### Data lines

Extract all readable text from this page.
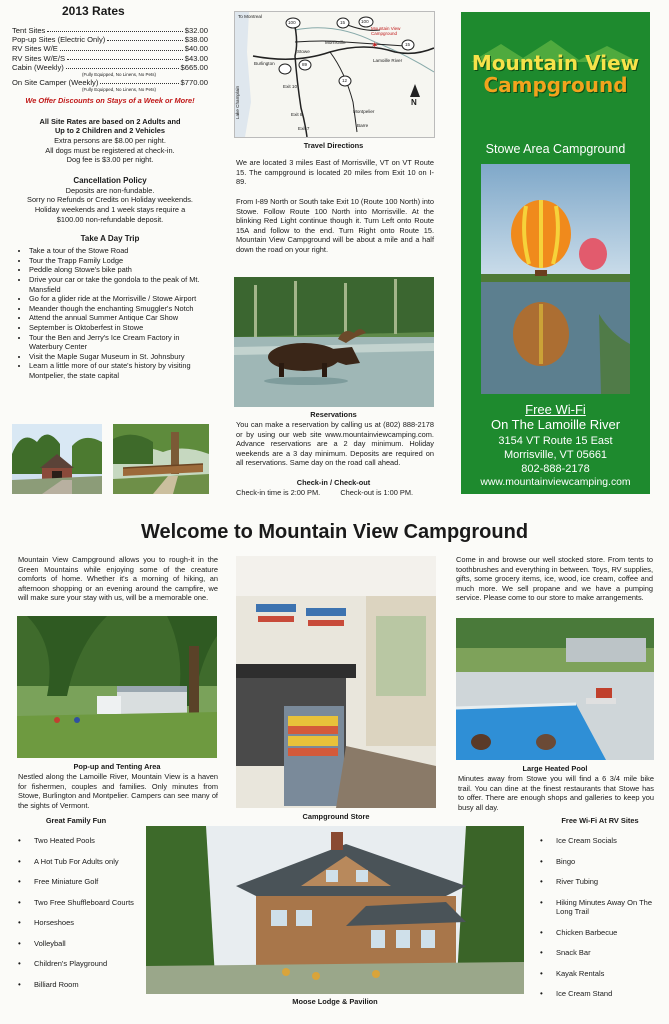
2013 Rates
Tent Sites	$32.00
Pop-up Sites (Electric Only)	$38.00
RV Sites W/E	$40.00
RV Sites W/E/S	$43.00
Cabin (Weekly)	$665.00
(Fully Equipped, No Linens, No Pets)
On Site Camper (Weekly)	$770.00
(Fully Equipped, No Linens, No Pets)
We Offer Discounts on Stays of a Week or More!
All Site Rates are based on 2 Adults and
Up to 2 Children and 2 Vehicles
Extra persons are $8.00 per night.
All dogs must be registered at check-in.
Dog fee is $3.00 per night.
Cancellation Policy
Deposits are non-fundable.
Sorry no Refunds or Credits on Holiday weekends.
Holiday weekends and 1 week stays require a
$100.00 non-refundable deposit.
Take A Day Trip
• Take a tour of the Stowe Road
• Tour the Trapp Family Lodge
• Peddle along Stowe's bike path
• Drive your car or take the gondola to the peak of Mt. Mansfield
• Go for a glider ride at the Morrisville / Stowe Airport
• Meander though the enchanting Smuggler's Notch
• Attend the annual Summer Antique Car Show
• September is Oktoberfest in Stowe
• Tour the Ben and Jerry's Ice Cream Factory in Waterbury Center
• Visit the Maple Sugar Museum in St. Johnsbury
• Learn a little more of our state's history by visiting Montpelier, the state capital
✶
To Montreal
100	15	100
15
89
12
Mountain View Campground
Morrisville
Stowe
Lamoille River
Burlington
Exit 10
Exit 8
Exit 7
Montpelier
Barre
Lake Champlain	N
Travel Directions
We are located 3 miles East of Morrisville, VT on VT Route 15. The campground is located 20 miles from Exit 10 on I-89.
From I-89 North or South take Exit 10 (Route 100 North) into Stowe. Follow Route 100 North into Morrisville. At the blinking Red Light continue though it. Turn Left onto Route 15A and follow to the end. Turn Right onto Route 15. Mountain View Campground will be about a mile and a half down the road on your right.
Reservations
You can make a reservation by calling us at (802) 888-2178 or by using our web site www.mountainviewcamping.com. Advance reservations are a 2 day minimum. Holiday weekends are a 3 day minimum. Deposits are required on all reservations. Same day on the road call ahead.
Check-in / Check-out
Check-in time is 2:00 PM.	Check-out is 1:00 PM.
Mountain View
Campground
Stowe Area Campground
Free Wi-Fi
On The Lamoille River
3154 VT Route 15 East
Morrisville, VT 05661
802-888-2178
www.mountainviewcamping.com
Welcome to Mountain View Campground
Mountain View Campground allows you to rough-it in the Green Mountains while enjoying some of the creature comforts of home. Whether it's a morning of hiking, an afternoon shopping or an evening around the campfire, we will make sure your stay with us, will be a memorable one.
Pop-up and Tenting Area
Nestled along the Lamoille River, Mountain View is a haven for fishermen, couples and families. Only minutes from Stowe, Burlington and Montpelier. Campers can see many of the sights of Vermont.
Campground Store
Come in and browse our well stocked store. From tents to toothbrushes and everything in between. Toys, RV supplies, gifts, some grocery items, ice, wood, ice cream, coffee and much more. We sell propane and we have a pumping service. Please come to our store to make arrangements.
Large Heated Pool
Minutes away from Stowe you will find a 6 3/4 mile bike trail. You can dine at the finest restaurants that Stowe has to offer. There are enough shops and galleries to keep you busy all day.
Great Family Fun
• Two Heated Pools
• A Hot Tub For Adults only
• Free Miniature Golf
• Two Free Shuffleboard Courts
• Horseshoes
• Volleyball
• Children's Playground
• Billiard Room
Moose Lodge & Pavilion
Free Wi-Fi At RV Sites
• Ice Cream Socials
• Bingo
• River Tubing
• Hiking Minutes Away On The Long Trail
• Chicken Barbecue
• Snack Bar
• Kayak Rentals
• Ice Cream Stand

######

Exercise directions —
Replicate the material above verbatim; images stay out of the copy.

Right answer —
Extract all readable text from this page.
2013 Rates
Tent Sites	$32.00
Pop-up Sites (Electric Only)	$38.00
RV Sites W/E	$40.00
RV Sites W/E/S	$43.00
Cabin (Weekly)	$665.00
(Fully Equipped, No Linens, No Pets)
On Site Camper (Weekly)	$770.00
(Fully Equipped, No Linens, No Pets)
We Offer Discounts on Stays of a Week or More!
All Site Rates are based on 2 Adults and
Up to 2 Children and 2 Vehicles
Extra persons are $8.00 per night.
All dogs must be registered at check-in.
Dog fee is $3.00 per night.
Cancellation Policy
Deposits are non-fundable.
Sorry no Refunds or Credits on Holiday weekends.
Holiday weekends and 1 week stays require a
$100.00 non-refundable deposit.
Take A Day Trip
• Take a tour of the Stowe Road
• Tour the Trapp Family Lodge
• Peddle along Stowe's bike path
• Drive your car or take the gondola to the peak of Mt. Mansfield
• Go for a glider ride at the Morrisville / Stowe Airport
• Meander though the enchanting Smuggler's Notch
• Attend the annual Summer Antique Car Show
• September is Oktoberfest in Stowe
• Tour the Ben and Jerry's Ice Cream Factory in Waterbury Center
• Visit the Maple Sugar Museum in St. Johnsbury
• Learn a little more of our state's history by visiting Montpelier, the state capital
✶
To Montreal
100	15	100
15
89
12
Mountain View Campground
Morrisville
Stowe
Lamoille River
Burlington
Exit 10
Exit 8
Exit 7
Montpelier
Barre
Lake Champlain	N
Travel Directions
We are located 3 miles East of Morrisville, VT on VT Route 15. The campground is located 20 miles from Exit 10 on I-89.
From I-89 North or South take Exit 10 (Route 100 North) into Stowe. Follow Route 100 North into Morrisville. At the blinking Red Light continue though it. Turn Left onto Route 15A and follow to the end. Turn Right onto Route 15. Mountain View Campground will be about a mile and a half down the road on your right.
Reservations
You can make a reservation by calling us at (802) 888-2178 or by using our web site www.mountainviewcamping.com. Advance reservations are a 2 day minimum. Holiday weekends are a 3 day minimum. Deposits are required on all reservations. Same day on the road call ahead.
Check-in / Check-out
Check-in time is 2:00 PM.	Check-out is 1:00 PM.
Mountain View
Campground
Stowe Area Campground
Free Wi-Fi
On The Lamoille River
3154 VT Route 15 East
Morrisville, VT 05661
802-888-2178
www.mountainviewcamping.com
Welcome to Mountain View Campground
Mountain View Campground allows you to rough-it in the Green Mountains while enjoying some of the creature comforts of home. Whether it's a morning of hiking, an afternoon shopping or an evening around the campfire, we will make sure your stay with us, will be a memorable one.
Pop-up and Tenting Area
Nestled along the Lamoille River, Mountain View is a haven for fishermen, couples and families. Only minutes from Stowe, Burlington and Montpelier. Campers can see many of the sights of Vermont.
Campground Store
Come in and browse our well stocked store. From tents to toothbrushes and everything in between. Toys, RV supplies, gifts, some grocery items, ice, wood, ice cream, coffee and much more. We sell propane and we have a pumping service. Please come to our store to make arrangements.
Large Heated Pool
Minutes away from Stowe you will find a 6 3/4 mile bike trail. You can dine at the finest restaurants that Stowe has to offer. There are enough shops and galleries to keep you busy all day.
Great Family Fun
• Two Heated Pools
• A Hot Tub For Adults only
• Free Miniature Golf
• Two Free Shuffleboard Courts
• Horseshoes
• Volleyball
• Children's Playground
• Billiard Room
Moose Lodge & Pavilion
Free Wi-Fi At RV Sites
• Ice Cream Socials
• Bingo
• River Tubing
• Hiking Minutes Away On The Long Trail
• Chicken Barbecue
• Snack Bar
• Kayak Rentals
• Ice Cream Stand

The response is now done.